* BRANO DI TESTO *
Mons. Spinillo: la carità che edifica l'umanità nuova nella Chiesa
Il vescovo di Aversa commenta la Parola della quinta domenica di Pasqua 2026, invitando i fedeli a farsi pietre vive dell'edificio spirituale.
Nella quinta domenica del tempo pasquale, Monsignor Angelo Spinillo offre una riflessione profonda sul senso della risurrezione come motore di un’umanità rinnovata. Attraverso il commento alle Scritture, il Vescovo sottolinea come la Pasqua non sia solo un evento storico, ma una realtà presente che trasforma i rapporti umani in autentica fraternità e condivisione. Il messaggio centrale si concentra sulla chiamata dei fedeli a partecipare attivamente alla volontà di Dio, diventando parte integrante di un progetto spirituale che supera l'individualismo per aprirsi alla dimensione comunitaria della fede.

* Voci tratte da una fonte di dati *
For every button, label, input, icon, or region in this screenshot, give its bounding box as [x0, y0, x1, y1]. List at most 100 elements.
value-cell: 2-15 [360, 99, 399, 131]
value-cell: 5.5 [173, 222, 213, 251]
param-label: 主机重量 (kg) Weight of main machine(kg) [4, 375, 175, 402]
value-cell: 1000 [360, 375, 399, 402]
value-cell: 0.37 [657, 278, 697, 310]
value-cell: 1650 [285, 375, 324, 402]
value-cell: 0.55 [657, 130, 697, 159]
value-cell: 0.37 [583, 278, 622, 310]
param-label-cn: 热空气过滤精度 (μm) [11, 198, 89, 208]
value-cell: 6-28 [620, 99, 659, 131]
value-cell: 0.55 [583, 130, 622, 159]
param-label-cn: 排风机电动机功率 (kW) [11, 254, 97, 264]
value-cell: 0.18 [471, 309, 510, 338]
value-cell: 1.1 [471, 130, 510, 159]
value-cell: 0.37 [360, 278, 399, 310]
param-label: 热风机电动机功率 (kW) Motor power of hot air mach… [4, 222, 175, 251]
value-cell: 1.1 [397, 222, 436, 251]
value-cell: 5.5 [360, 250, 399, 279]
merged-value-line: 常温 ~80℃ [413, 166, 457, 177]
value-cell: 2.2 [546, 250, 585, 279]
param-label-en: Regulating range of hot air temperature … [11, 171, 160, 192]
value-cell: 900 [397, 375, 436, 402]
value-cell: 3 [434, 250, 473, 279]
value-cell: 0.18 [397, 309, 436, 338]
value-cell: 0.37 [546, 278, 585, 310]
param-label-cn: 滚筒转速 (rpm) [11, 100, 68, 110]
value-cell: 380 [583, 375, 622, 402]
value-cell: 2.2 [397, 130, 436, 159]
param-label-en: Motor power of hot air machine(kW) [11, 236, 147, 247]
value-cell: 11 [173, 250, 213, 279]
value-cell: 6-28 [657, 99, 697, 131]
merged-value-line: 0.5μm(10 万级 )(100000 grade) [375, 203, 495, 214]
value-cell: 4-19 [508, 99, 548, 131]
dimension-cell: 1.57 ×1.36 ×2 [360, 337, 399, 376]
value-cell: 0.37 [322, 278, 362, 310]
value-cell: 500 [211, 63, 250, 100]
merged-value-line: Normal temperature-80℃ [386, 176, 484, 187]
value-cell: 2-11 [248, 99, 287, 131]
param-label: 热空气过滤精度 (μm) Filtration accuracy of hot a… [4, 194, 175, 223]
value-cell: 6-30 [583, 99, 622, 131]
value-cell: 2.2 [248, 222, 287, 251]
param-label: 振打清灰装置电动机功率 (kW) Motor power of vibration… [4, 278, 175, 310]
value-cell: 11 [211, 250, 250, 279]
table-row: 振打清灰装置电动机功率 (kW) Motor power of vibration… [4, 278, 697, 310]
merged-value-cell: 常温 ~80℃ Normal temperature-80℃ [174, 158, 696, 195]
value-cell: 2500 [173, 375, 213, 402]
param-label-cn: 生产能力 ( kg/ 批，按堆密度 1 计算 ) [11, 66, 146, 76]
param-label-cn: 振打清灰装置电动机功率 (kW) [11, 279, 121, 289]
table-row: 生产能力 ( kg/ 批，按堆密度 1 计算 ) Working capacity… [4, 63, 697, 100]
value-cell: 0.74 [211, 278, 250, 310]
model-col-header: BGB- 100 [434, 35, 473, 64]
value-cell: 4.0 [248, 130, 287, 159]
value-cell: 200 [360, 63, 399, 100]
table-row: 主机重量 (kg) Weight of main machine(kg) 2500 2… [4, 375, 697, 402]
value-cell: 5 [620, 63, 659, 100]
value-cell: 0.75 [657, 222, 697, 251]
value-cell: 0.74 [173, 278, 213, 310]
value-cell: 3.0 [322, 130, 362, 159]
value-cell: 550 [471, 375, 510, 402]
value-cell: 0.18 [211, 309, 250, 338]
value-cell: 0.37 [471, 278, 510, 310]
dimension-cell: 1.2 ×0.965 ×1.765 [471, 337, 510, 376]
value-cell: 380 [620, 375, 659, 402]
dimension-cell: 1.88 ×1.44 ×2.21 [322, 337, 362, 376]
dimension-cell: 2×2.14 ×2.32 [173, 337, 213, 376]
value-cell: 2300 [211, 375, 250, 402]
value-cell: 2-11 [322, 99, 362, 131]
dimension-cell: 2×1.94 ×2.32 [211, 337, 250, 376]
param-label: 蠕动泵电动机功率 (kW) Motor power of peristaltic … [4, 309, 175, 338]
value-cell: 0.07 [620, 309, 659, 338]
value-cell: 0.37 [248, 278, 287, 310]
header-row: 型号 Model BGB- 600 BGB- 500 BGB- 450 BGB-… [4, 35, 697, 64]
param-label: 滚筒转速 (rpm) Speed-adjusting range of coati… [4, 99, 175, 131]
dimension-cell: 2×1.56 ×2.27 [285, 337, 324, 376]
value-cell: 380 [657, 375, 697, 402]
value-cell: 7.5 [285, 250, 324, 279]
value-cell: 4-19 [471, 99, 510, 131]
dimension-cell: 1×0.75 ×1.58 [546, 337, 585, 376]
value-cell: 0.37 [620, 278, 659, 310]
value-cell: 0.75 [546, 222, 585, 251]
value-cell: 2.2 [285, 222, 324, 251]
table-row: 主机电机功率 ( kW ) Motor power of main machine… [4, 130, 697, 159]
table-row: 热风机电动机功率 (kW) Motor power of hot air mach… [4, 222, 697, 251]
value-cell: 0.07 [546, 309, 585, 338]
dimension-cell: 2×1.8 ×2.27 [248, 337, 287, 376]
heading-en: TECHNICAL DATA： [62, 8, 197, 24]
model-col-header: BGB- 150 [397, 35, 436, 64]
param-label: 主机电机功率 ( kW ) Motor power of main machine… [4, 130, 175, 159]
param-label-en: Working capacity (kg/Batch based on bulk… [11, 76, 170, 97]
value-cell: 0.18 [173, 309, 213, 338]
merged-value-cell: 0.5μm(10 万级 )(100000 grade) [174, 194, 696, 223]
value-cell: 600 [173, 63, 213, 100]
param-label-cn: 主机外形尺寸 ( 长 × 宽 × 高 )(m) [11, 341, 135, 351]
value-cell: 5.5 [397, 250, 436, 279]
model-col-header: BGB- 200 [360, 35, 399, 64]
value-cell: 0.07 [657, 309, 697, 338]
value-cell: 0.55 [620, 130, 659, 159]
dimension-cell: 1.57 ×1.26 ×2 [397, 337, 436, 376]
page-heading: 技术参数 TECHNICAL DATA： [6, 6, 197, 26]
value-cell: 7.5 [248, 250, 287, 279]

* ESERCIZI PROPOSTI *
**a)** Come si traduce in inglese questa frase del brano su Mons. Spinillo: «Il vescovo di Aversa commenta la Parola della quinta domenica di Pasqua 2026, invitando i fedeli a farsi pietre vive dell'edificio spirituale.»?
**b)** Come si può riassumere in due frasi il brano su Mons. Spinillo?
Le voci sono materiale a sé, distinto dal brano.

* SOLUZIONI *
**a)** The bishop of Aversa comments on the Word of the fifth Sunday of Easter 2026, inviting the faithful to become living stones of the spiritual edifice.

**b)** Nella quinta domenica di Pasqua 2026 il vescovo di Aversa, Angelo Spinillo, commenta le Scritture e presenta la risurrezione come motore di un'umanità rinnovata. Per lui la Pasqua è una realtà presente che trasforma i rapporti umani in fraternità e condivisione, e i fedeli sono chiamati a partecipare attivamente alla volontà di Dio, superando l'individualismo per aprirsi alla dimensione comunitaria della fede.